Answer these questions about the ADD discussion thread below:
(a) How many answers does the thread have in total?
(b) Which book does sugarfish recommend getting?
(c) What does sugarfish wish they had been taught?

■ **Source passage**:
──────────
Attention Deficit Disor... what?
March 15, 2005 8:37 PM   Subscribe

I've got a kid 'round here recently diagnosed as very likely ADD. What now?

Let's all assume that this is, indeed, a valid disorder and correct diagnosis, so that we can usefully relate experiences and solutions without getting in a sideline discussion.

I am interested in personal experiences, both from parents and from childhood memories. I am interested in any ameliorating habits or behaviours you developed. I am a interested in any changes in diet, activity, sleep, or whatnot helped you to have an effective life.

I am not much interested in drug therapies at this time. I am not interested at all whether you feel ADD falls within the range of normal human behaviour.

Thank you, especially to all for whom this is a very personal question!
posted by five fresh fish to Health & Fitness (22 answers total) 2 users marked this as a favorite
Get Driven To Distraction. There's a newer, updated version (Delivered from Distraction?), but it's still in hardback and apparently has a lot of the same info.

I am just now dealing with my ADD -- I wish more than anything that I'd been taught an organizational system. I'm calmer when I feel organized, but I don't know how to do it. It's been tough.

Oh, and exercise helps, too.
posted by sugarfish at 9:06 PM on March 15, 2005

May I ask "how old" the child is?
──────────
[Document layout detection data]
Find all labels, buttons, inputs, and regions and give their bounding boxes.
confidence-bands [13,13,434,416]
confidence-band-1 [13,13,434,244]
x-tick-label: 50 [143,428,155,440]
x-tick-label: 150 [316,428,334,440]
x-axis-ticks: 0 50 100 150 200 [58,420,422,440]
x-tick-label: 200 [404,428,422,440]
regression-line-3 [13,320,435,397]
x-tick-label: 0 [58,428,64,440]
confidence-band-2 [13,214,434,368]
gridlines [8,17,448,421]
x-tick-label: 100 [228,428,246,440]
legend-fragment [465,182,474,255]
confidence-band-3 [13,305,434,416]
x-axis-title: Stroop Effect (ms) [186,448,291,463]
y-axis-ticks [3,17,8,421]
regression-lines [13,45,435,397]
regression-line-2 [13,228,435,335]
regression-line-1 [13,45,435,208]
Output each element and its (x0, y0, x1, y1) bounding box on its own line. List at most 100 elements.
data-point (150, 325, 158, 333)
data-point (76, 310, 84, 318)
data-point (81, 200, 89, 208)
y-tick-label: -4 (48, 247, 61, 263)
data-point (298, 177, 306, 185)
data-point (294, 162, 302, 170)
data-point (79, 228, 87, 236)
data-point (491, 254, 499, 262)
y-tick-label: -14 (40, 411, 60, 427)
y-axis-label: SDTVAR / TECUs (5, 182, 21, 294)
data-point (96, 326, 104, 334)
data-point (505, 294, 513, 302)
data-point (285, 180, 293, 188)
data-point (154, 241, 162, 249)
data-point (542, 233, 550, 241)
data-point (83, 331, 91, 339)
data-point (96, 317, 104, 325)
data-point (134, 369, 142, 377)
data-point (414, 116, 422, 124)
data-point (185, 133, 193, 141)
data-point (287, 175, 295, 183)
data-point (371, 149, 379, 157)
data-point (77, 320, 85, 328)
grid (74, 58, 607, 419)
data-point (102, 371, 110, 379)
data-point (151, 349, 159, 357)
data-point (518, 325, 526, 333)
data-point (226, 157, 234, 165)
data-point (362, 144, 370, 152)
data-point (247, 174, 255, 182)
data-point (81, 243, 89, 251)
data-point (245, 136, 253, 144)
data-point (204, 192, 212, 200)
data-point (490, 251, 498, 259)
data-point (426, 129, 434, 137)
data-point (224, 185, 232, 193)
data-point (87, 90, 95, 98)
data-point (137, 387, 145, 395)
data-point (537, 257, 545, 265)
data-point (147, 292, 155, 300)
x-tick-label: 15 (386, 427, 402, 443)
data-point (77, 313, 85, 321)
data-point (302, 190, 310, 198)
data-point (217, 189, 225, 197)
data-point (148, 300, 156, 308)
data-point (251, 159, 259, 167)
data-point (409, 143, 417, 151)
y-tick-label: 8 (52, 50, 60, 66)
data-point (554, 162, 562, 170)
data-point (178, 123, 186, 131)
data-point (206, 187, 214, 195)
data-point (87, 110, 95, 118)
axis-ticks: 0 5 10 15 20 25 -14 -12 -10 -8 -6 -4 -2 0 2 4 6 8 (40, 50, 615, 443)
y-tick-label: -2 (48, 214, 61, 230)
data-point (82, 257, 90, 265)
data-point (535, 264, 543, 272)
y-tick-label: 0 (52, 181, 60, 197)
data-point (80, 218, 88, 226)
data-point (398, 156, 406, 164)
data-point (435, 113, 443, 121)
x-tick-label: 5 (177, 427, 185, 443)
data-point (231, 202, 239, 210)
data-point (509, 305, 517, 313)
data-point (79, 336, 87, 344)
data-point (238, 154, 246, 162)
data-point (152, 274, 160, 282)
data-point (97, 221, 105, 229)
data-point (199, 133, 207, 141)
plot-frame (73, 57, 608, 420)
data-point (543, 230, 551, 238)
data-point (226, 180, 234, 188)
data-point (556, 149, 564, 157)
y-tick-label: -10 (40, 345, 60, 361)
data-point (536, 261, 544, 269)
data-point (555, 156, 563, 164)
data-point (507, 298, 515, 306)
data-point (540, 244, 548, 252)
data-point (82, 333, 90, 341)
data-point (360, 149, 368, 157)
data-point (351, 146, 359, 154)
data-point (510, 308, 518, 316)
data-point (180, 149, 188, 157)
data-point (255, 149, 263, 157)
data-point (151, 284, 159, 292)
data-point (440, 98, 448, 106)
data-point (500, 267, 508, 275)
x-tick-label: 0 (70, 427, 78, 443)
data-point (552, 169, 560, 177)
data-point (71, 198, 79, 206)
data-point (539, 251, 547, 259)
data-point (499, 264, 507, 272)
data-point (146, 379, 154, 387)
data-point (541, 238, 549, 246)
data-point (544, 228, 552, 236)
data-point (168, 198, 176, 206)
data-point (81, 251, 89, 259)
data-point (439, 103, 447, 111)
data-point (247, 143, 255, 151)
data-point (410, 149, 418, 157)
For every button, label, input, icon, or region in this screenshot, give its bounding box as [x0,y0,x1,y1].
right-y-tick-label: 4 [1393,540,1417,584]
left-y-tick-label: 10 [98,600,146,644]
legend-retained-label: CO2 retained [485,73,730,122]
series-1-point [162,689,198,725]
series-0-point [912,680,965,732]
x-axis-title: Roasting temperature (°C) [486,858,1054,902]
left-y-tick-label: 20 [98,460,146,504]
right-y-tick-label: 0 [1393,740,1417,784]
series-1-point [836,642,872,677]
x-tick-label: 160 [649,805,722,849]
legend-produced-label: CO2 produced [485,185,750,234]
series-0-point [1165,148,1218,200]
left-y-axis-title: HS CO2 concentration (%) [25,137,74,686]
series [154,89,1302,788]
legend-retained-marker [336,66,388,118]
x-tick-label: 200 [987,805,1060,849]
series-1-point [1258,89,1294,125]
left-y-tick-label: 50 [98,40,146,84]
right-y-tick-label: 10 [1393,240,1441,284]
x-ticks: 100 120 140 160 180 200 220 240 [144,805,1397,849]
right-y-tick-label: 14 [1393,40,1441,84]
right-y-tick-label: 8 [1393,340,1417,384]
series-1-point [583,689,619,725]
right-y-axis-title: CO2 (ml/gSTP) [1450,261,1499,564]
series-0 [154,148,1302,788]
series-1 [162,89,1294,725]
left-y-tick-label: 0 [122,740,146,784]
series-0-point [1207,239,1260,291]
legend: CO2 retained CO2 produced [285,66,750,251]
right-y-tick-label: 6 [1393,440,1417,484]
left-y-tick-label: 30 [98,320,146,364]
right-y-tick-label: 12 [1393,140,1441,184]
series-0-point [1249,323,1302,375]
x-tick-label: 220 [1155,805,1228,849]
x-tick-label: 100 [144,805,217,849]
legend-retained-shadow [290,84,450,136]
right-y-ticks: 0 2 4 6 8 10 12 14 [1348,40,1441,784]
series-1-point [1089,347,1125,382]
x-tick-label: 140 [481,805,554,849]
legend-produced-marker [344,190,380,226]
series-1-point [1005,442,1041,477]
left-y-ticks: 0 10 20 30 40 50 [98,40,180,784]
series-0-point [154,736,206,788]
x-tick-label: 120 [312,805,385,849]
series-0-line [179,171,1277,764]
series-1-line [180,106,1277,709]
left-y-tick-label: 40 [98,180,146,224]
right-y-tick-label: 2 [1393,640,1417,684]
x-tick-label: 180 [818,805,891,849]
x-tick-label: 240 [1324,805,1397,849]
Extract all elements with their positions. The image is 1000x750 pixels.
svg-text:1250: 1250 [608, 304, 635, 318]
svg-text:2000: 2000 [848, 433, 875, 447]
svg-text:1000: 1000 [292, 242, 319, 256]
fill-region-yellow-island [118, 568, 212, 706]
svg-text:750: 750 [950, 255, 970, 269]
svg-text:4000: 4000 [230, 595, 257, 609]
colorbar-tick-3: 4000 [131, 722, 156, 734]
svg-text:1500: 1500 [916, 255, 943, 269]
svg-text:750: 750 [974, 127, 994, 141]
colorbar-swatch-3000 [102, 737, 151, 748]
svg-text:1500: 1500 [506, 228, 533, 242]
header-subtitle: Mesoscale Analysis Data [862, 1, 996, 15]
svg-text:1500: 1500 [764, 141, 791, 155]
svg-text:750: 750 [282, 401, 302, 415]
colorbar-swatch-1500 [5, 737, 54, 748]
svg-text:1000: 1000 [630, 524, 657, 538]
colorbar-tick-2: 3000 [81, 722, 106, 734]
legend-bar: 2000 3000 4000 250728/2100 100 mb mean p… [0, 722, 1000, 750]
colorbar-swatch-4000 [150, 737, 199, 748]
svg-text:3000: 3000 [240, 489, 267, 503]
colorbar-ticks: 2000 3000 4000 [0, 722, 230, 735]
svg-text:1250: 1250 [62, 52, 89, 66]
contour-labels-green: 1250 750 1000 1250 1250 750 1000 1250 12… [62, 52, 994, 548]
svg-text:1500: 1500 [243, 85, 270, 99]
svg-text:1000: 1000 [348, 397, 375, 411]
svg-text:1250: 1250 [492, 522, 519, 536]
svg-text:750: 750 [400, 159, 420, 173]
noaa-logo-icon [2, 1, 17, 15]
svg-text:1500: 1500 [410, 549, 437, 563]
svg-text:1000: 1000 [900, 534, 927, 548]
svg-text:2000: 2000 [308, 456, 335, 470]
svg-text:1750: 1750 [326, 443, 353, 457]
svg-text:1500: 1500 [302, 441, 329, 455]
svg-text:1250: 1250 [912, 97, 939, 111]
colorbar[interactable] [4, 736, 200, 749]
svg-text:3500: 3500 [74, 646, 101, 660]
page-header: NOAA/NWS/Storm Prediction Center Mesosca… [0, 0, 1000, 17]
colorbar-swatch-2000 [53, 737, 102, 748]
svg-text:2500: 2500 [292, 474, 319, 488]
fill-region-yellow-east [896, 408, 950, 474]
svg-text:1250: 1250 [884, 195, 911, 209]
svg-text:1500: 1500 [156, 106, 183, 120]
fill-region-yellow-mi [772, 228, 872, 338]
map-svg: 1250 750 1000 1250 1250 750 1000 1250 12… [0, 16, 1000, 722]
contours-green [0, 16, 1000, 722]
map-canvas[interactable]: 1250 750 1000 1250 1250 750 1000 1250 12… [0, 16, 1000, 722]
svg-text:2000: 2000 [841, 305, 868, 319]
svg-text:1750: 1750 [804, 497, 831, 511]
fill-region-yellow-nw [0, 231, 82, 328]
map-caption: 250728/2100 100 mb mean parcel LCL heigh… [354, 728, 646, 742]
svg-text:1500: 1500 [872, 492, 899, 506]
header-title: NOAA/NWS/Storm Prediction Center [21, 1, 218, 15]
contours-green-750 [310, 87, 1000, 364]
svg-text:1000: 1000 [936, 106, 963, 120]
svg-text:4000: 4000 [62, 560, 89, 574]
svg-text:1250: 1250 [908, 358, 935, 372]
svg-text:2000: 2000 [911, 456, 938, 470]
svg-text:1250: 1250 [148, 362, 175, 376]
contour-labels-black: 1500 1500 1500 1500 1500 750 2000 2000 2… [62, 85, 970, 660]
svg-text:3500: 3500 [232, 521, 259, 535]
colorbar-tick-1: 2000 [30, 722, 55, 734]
──────────
■ **Result**:
(a) 22 answers.
(b) Driven To Distraction.
(c) An organizational system.